**TASK DIRECTIONS:** In the entries below, how many lines hold the string "time"? Give only the number.

Entries from a dataset:
------------------------
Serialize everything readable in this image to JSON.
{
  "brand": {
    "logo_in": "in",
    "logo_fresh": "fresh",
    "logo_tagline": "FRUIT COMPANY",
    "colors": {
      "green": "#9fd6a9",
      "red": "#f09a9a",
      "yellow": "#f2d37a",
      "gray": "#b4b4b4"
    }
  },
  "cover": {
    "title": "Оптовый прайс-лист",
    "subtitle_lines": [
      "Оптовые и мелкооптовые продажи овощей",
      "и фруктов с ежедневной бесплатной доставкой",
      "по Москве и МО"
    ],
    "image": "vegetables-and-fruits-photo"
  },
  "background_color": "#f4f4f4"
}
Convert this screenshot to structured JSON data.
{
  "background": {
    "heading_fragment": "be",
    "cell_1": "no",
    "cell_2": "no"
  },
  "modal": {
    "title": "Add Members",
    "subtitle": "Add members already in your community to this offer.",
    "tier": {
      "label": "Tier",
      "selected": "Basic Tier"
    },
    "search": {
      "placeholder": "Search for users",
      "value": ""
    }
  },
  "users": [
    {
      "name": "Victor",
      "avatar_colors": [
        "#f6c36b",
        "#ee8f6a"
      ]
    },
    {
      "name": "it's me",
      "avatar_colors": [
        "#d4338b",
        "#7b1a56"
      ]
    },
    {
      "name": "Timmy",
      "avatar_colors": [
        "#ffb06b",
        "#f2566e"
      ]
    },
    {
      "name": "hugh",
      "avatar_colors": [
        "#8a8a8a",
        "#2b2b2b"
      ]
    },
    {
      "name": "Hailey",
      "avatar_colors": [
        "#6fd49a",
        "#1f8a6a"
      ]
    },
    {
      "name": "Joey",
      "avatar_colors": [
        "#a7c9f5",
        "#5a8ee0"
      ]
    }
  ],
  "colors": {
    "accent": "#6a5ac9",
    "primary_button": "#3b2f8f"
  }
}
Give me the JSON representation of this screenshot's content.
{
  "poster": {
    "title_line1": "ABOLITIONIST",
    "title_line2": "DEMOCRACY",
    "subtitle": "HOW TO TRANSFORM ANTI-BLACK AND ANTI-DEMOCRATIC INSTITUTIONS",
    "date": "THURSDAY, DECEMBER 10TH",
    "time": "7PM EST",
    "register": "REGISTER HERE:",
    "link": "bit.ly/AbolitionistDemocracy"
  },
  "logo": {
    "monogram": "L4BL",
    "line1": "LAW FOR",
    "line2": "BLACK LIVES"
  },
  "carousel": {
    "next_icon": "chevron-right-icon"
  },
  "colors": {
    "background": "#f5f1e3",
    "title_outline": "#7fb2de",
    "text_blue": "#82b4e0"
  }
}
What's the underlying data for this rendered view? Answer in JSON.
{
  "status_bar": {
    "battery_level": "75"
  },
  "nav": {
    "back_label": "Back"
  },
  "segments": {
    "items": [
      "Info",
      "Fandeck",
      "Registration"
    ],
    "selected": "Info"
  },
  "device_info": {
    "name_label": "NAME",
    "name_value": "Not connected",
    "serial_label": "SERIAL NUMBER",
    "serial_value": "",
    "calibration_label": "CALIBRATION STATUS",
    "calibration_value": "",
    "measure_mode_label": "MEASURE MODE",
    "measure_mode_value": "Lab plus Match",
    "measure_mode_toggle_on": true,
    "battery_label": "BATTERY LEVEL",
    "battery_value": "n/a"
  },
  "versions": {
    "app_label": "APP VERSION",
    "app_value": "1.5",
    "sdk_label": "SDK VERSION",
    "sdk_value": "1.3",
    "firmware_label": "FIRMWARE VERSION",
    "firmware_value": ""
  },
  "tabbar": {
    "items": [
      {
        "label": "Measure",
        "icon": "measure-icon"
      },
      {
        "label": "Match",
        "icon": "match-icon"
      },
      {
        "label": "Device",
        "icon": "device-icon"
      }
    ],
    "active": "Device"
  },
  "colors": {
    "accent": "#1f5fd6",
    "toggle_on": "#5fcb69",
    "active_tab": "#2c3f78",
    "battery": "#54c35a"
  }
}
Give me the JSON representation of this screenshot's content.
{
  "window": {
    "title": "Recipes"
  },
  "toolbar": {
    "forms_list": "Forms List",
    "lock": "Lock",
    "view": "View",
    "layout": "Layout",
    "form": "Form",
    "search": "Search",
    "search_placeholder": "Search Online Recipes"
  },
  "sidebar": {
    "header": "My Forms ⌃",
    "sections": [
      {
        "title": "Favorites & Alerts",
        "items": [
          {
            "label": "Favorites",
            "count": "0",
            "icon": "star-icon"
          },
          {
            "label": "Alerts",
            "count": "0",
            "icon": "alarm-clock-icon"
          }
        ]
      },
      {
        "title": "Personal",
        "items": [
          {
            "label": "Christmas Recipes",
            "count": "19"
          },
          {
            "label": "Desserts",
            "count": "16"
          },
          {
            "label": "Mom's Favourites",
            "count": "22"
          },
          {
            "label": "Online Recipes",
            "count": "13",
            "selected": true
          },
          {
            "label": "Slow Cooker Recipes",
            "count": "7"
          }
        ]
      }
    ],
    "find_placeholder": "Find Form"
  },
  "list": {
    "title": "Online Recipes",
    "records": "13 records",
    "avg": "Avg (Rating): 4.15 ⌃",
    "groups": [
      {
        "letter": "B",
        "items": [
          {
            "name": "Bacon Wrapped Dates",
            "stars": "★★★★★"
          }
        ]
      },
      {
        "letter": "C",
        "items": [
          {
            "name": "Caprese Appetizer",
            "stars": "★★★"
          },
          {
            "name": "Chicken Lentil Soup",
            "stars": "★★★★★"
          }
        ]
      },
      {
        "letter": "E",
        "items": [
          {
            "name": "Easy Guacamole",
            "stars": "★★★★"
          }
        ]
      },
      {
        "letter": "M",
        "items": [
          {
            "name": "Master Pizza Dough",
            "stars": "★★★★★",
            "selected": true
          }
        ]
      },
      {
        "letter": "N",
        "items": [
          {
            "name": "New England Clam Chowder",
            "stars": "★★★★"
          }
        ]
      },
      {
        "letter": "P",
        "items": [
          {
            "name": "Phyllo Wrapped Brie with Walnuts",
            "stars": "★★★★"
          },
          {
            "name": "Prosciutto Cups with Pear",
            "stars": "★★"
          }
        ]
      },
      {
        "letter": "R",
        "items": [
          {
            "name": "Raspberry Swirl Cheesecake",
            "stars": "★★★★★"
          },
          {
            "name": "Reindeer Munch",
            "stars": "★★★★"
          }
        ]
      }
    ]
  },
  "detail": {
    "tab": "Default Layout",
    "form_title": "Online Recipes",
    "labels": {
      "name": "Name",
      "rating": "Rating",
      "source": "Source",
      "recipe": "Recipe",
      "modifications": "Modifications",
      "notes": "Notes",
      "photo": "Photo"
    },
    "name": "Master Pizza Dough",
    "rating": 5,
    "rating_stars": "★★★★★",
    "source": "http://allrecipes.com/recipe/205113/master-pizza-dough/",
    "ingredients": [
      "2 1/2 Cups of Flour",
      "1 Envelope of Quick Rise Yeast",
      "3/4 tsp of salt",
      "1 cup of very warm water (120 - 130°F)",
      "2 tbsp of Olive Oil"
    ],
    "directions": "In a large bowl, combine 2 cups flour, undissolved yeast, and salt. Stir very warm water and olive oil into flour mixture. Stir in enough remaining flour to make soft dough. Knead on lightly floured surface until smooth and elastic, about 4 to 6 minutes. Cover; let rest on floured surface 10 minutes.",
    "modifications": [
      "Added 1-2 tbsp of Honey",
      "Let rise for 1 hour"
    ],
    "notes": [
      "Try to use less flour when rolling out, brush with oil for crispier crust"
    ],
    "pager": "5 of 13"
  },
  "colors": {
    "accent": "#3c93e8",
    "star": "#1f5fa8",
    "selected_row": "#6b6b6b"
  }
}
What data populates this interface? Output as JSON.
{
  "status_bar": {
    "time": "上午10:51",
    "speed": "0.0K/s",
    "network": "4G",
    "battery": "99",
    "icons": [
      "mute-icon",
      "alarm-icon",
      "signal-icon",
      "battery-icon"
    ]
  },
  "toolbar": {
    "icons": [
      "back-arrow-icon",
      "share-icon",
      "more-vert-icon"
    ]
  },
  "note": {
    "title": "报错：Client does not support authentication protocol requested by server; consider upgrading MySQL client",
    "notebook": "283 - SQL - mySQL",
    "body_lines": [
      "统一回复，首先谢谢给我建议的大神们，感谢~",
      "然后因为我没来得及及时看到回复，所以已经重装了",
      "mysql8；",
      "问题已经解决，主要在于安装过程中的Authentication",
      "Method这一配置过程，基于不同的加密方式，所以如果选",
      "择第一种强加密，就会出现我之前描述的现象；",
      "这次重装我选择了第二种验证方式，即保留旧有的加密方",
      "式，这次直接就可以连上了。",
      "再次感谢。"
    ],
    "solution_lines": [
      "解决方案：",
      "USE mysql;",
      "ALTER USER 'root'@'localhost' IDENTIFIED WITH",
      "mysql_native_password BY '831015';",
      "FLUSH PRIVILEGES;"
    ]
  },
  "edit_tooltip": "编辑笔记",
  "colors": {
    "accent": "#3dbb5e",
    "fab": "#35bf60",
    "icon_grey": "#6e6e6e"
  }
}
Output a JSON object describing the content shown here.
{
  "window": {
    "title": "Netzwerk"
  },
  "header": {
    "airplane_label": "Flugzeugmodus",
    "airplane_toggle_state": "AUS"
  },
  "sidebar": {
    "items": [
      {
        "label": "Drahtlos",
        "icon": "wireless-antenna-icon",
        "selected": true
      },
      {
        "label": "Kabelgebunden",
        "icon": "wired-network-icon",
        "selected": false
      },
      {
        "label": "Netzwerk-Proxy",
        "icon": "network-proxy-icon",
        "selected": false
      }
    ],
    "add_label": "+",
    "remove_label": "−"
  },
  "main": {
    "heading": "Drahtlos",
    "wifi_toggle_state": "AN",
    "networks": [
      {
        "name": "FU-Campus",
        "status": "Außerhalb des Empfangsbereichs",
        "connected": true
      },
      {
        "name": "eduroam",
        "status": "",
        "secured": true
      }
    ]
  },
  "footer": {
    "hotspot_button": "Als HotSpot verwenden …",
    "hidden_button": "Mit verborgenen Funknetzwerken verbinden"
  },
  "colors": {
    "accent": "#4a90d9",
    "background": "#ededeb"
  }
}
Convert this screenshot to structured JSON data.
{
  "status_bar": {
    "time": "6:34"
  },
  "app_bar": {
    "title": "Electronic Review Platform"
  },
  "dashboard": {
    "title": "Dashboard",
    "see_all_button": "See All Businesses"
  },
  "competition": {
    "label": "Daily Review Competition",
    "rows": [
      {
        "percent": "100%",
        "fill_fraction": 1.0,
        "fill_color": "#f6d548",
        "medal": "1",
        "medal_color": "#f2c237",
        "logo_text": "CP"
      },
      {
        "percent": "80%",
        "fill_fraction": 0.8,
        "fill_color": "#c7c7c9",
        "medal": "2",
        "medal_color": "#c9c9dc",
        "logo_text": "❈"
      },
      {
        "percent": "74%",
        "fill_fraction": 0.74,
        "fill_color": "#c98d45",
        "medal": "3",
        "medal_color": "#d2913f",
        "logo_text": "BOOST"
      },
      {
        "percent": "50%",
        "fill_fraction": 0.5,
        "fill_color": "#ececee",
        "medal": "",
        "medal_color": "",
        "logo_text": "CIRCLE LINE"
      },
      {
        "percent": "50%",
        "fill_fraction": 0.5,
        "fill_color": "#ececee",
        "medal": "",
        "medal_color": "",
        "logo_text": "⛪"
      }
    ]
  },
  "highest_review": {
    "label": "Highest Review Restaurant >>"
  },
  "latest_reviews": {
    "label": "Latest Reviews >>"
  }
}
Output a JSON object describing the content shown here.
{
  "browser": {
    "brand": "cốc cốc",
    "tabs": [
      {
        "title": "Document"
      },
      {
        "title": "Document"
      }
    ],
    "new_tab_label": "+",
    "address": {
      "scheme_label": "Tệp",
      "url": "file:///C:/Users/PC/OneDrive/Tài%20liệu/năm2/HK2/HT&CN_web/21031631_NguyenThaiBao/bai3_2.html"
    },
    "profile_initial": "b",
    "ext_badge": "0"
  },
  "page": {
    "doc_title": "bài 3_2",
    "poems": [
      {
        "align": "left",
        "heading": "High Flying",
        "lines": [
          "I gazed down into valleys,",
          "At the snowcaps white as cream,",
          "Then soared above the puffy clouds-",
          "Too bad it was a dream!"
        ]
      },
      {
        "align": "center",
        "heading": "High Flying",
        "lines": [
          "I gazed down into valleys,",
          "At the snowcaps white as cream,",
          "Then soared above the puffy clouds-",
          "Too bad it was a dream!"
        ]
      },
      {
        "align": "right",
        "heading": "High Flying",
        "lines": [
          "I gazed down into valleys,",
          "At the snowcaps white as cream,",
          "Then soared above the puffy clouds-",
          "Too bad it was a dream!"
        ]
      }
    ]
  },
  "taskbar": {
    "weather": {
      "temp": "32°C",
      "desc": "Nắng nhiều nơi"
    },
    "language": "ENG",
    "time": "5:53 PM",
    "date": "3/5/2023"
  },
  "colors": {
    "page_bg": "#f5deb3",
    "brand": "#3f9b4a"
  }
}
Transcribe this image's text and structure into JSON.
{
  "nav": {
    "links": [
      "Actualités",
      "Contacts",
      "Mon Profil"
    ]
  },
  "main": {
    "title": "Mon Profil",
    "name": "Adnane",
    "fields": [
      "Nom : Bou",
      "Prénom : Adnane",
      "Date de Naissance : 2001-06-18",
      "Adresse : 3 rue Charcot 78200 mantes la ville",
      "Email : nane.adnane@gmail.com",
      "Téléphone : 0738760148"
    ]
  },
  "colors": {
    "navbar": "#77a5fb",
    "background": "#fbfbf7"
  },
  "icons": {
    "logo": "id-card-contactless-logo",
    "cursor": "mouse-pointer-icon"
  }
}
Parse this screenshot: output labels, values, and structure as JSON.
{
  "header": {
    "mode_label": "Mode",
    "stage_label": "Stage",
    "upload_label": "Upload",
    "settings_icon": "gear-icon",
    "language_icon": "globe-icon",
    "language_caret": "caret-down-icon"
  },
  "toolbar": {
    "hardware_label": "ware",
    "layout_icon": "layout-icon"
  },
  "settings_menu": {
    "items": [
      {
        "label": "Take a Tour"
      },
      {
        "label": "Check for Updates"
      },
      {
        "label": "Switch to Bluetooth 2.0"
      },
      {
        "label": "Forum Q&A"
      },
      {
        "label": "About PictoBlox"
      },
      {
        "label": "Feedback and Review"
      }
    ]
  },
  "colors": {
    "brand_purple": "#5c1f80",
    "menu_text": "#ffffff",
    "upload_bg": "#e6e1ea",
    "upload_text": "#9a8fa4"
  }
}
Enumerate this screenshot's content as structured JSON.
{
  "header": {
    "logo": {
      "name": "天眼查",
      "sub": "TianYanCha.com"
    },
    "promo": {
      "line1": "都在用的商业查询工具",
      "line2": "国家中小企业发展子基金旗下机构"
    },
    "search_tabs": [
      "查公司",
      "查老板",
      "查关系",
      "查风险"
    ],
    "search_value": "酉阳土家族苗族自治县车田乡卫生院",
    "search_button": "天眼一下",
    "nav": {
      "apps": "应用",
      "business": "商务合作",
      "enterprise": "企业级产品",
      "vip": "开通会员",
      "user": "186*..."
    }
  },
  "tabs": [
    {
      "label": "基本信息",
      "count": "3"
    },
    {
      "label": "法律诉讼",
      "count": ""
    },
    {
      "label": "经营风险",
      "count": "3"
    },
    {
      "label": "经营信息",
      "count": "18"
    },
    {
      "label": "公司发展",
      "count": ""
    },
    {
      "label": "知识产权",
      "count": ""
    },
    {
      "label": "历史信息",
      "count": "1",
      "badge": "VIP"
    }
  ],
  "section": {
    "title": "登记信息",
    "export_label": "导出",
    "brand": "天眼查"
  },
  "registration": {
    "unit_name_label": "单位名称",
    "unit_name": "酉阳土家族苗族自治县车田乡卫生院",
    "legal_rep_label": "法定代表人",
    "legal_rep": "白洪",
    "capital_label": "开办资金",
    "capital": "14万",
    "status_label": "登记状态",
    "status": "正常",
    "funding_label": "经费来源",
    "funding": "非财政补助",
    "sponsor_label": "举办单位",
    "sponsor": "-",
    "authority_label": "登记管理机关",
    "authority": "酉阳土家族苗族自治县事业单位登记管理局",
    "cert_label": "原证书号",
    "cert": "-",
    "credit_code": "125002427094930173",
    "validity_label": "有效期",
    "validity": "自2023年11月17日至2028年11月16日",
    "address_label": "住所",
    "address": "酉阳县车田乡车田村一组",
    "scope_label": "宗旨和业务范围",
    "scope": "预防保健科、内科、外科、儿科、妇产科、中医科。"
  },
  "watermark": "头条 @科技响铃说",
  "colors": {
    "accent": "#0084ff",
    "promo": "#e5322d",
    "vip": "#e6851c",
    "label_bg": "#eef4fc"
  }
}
------------------------
**SOLUTION TO THIS TASK:** 4